(Entries taken from a collection)

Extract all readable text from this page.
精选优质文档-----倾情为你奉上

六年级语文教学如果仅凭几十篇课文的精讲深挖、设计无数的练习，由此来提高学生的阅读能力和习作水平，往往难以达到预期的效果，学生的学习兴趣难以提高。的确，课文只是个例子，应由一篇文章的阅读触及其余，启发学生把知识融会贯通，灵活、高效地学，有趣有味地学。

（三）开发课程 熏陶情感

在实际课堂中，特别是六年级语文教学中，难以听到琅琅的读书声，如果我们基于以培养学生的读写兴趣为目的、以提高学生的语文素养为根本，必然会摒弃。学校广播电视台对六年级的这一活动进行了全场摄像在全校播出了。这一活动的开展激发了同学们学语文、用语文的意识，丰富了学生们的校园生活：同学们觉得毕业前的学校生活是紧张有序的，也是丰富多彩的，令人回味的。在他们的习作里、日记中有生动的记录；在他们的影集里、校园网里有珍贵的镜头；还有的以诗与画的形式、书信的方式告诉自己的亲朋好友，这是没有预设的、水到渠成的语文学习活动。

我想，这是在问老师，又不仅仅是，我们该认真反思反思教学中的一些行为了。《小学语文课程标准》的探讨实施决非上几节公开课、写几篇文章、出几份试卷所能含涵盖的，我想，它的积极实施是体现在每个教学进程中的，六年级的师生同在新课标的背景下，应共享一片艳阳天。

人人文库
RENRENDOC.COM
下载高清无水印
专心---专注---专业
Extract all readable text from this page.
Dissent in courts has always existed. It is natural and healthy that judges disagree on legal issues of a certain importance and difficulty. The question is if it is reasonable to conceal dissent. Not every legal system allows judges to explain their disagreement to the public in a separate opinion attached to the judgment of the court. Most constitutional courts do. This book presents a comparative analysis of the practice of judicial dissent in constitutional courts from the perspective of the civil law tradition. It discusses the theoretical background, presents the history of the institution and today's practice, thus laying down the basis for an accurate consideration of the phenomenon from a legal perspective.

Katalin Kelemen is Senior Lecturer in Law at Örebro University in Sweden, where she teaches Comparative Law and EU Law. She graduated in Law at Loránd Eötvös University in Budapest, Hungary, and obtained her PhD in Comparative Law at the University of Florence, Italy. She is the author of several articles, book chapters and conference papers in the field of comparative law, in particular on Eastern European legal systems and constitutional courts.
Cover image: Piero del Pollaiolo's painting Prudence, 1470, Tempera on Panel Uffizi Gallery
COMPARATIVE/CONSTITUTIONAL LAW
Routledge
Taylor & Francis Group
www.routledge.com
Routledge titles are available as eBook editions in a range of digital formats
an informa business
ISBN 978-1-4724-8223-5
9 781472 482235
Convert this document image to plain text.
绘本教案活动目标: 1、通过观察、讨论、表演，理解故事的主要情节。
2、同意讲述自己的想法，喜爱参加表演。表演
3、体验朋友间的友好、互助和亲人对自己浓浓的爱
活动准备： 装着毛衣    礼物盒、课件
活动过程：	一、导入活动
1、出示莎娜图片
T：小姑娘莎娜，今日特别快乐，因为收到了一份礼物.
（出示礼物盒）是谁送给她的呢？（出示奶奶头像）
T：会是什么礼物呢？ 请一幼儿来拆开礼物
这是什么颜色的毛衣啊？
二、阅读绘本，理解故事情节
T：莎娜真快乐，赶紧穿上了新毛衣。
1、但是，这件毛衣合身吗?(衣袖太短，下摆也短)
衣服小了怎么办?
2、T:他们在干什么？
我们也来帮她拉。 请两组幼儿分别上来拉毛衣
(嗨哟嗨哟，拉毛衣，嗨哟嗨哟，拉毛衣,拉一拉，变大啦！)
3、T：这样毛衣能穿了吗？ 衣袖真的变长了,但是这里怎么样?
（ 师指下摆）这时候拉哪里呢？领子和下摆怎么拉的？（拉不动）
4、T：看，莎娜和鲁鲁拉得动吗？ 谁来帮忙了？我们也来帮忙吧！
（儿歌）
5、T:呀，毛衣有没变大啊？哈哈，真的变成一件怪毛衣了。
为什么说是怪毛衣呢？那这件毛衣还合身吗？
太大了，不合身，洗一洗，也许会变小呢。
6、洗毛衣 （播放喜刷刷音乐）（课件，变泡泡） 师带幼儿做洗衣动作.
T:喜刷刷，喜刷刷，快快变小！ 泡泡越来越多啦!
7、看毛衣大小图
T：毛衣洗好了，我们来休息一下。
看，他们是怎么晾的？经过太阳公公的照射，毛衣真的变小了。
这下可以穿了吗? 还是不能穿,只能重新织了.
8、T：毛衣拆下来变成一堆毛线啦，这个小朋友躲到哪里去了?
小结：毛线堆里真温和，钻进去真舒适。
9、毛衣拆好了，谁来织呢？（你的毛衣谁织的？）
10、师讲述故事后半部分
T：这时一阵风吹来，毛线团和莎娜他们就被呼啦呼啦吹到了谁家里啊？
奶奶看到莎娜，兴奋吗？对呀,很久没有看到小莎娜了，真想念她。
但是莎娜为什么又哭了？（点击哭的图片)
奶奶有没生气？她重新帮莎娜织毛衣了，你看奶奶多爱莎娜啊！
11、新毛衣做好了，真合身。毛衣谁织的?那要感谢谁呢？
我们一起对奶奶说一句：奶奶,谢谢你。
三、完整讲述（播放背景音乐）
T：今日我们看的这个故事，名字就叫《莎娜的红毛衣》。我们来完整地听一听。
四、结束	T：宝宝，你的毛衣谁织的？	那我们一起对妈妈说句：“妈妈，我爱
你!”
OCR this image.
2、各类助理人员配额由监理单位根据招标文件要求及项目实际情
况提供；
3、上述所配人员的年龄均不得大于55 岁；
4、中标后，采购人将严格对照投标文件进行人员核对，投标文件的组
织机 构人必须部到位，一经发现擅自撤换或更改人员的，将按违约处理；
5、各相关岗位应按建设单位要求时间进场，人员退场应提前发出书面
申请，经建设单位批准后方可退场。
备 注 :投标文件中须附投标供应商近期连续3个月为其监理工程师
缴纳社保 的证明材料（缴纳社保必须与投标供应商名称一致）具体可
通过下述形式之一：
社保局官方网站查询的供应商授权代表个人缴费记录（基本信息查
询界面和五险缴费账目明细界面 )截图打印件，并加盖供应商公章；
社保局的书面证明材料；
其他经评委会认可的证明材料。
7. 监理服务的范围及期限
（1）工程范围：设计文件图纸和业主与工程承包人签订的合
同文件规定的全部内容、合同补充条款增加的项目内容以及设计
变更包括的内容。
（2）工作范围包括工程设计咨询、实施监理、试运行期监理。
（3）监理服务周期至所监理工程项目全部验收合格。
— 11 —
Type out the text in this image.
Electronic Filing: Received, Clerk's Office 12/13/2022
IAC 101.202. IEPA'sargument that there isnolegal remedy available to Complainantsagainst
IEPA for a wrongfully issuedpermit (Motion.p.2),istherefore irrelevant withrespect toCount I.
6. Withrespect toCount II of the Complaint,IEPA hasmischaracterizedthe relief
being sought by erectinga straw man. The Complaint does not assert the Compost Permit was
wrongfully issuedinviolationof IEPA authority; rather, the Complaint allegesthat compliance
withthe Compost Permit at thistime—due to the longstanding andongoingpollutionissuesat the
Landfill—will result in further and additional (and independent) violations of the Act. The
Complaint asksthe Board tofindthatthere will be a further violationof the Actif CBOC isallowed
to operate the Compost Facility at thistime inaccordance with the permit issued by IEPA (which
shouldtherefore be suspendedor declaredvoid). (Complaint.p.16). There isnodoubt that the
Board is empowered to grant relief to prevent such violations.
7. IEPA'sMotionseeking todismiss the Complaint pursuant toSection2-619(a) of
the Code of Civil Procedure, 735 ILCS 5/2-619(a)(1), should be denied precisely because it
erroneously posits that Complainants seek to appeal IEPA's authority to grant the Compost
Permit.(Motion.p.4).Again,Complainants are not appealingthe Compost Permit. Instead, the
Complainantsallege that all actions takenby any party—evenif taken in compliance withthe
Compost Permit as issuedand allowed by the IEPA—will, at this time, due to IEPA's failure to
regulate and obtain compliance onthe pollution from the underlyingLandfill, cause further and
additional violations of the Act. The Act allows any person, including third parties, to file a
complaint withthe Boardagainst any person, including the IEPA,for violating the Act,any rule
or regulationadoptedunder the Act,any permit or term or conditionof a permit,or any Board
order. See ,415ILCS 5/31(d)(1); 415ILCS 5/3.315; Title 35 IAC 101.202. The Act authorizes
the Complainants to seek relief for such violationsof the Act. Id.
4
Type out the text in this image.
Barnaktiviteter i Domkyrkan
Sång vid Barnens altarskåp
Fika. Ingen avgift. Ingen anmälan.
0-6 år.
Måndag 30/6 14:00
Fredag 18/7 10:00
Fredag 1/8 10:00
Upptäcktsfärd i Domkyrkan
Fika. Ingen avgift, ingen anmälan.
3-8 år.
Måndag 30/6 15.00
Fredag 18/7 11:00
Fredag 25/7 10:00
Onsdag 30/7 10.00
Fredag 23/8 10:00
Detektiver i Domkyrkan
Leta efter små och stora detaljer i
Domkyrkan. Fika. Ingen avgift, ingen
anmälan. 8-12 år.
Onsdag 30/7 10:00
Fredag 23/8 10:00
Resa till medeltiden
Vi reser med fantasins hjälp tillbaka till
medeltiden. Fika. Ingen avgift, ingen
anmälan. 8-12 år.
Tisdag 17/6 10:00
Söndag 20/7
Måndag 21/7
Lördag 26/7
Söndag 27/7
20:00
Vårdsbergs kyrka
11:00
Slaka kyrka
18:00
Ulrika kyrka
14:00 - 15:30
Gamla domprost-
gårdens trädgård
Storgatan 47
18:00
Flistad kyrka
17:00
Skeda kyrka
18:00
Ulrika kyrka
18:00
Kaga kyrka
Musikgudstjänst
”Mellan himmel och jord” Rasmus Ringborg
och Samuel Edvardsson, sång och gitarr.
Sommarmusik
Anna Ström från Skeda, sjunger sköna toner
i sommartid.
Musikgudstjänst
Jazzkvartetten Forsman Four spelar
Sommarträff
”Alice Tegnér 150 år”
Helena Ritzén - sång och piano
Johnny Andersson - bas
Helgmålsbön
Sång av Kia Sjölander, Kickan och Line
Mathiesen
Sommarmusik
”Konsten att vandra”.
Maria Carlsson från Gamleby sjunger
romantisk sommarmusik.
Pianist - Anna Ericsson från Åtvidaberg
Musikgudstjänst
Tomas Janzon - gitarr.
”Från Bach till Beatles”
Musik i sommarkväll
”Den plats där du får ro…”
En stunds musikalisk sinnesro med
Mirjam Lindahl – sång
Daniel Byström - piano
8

▸ **Problem to work on**
Read through the entries and copy every line that includes "toCount".

▸ **Solved problem**
IEPA for a wrongfully issuedpermit (Motion.p.2),istherefore irrelevant withrespect toCount I.
6. Withrespect toCount II of the Complaint,IEPA hasmischaracterizedthe relief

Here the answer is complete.